# START OF RECORD EXTRACTS
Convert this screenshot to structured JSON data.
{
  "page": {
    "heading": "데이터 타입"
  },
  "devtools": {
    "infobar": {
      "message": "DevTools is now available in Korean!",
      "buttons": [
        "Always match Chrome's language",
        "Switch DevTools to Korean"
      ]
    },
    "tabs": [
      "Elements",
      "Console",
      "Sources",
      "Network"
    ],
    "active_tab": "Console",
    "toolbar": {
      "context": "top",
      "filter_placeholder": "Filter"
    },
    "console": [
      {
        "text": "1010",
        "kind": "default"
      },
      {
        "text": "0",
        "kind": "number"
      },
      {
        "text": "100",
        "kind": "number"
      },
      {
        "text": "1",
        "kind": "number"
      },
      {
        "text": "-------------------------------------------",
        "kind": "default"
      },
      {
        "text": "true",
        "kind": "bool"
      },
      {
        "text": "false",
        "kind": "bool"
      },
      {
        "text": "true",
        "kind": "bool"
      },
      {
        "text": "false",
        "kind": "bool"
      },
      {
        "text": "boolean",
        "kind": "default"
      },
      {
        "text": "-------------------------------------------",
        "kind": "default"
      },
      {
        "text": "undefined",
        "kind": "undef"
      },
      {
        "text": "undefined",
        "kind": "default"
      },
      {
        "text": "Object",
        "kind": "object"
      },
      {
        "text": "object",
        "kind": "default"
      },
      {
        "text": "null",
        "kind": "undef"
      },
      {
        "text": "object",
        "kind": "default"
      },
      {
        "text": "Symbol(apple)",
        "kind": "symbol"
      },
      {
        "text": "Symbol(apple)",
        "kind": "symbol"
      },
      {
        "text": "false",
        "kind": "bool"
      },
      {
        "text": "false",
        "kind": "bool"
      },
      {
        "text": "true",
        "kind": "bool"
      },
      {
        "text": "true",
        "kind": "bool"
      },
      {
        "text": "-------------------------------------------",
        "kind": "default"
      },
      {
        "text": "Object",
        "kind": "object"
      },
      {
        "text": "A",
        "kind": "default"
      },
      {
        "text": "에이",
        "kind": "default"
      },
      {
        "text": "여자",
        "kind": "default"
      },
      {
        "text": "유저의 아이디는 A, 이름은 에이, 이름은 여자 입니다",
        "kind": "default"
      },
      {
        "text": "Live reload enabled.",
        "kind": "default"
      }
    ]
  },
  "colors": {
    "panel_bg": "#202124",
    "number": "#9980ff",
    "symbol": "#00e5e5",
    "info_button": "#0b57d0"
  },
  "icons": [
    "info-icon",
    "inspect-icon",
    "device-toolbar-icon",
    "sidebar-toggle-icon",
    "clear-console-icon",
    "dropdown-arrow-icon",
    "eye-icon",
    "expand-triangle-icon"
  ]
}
# END OF RECORD EXTRACTS
> SET EXERCISE:
Type the whole listing again, unaltered.

> THE RESULT:
Convert this screenshot to structured JSON data.
{
  "page": {
    "heading": "데이터 타입"
  },
  "devtools": {
    "infobar": {
      "message": "DevTools is now available in Korean!",
      "buttons": [
        "Always match Chrome's language",
        "Switch DevTools to Korean"
      ]
    },
    "tabs": [
      "Elements",
      "Console",
      "Sources",
      "Network"
    ],
    "active_tab": "Console",
    "toolbar": {
      "context": "top",
      "filter_placeholder": "Filter"
    },
    "console": [
      {
        "text": "1010",
        "kind": "default"
      },
      {
        "text": "0",
        "kind": "number"
      },
      {
        "text": "100",
        "kind": "number"
      },
      {
        "text": "1",
        "kind": "number"
      },
      {
        "text": "-------------------------------------------",
        "kind": "default"
      },
      {
        "text": "true",
        "kind": "bool"
      },
      {
        "text": "false",
        "kind": "bool"
      },
      {
        "text": "true",
        "kind": "bool"
      },
      {
        "text": "false",
        "kind": "bool"
      },
      {
        "text": "boolean",
        "kind": "default"
      },
      {
        "text": "-------------------------------------------",
        "kind": "default"
      },
      {
        "text": "undefined",
        "kind": "undef"
      },
      {
        "text": "undefined",
        "kind": "default"
      },
      {
        "text": "Object",
        "kind": "object"
      },
      {
        "text": "object",
        "kind": "default"
      },
      {
        "text": "null",
        "kind": "undef"
      },
      {
        "text": "object",
        "kind": "default"
      },
      {
        "text": "Symbol(apple)",
        "kind": "symbol"
      },
      {
        "text": "Symbol(apple)",
        "kind": "symbol"
      },
      {
        "text": "false",
        "kind": "bool"
      },
      {
        "text": "false",
        "kind": "bool"
      },
      {
        "text": "true",
        "kind": "bool"
      },
      {
        "text": "true",
        "kind": "bool"
      },
      {
        "text": "-------------------------------------------",
        "kind": "default"
      },
      {
        "text": "Object",
        "kind": "object"
      },
      {
        "text": "A",
        "kind": "default"
      },
      {
        "text": "에이",
        "kind": "default"
      },
      {
        "text": "여자",
        "kind": "default"
      },
      {
        "text": "유저의 아이디는 A, 이름은 에이, 이름은 여자 입니다",
        "kind": "default"
      },
      {
        "text": "Live reload enabled.",
        "kind": "default"
      }
    ]
  },
  "colors": {
    "panel_bg": "#202124",
    "number": "#9980ff",
    "symbol": "#00e5e5",
    "info_button": "#0b57d0"
  },
  "icons": [
    "info-icon",
    "inspect-icon",
    "device-toolbar-icon",
    "sidebar-toggle-icon",
    "clear-console-icon",
    "dropdown-arrow-icon",
    "eye-icon",
    "expand-triangle-icon"
  ]
}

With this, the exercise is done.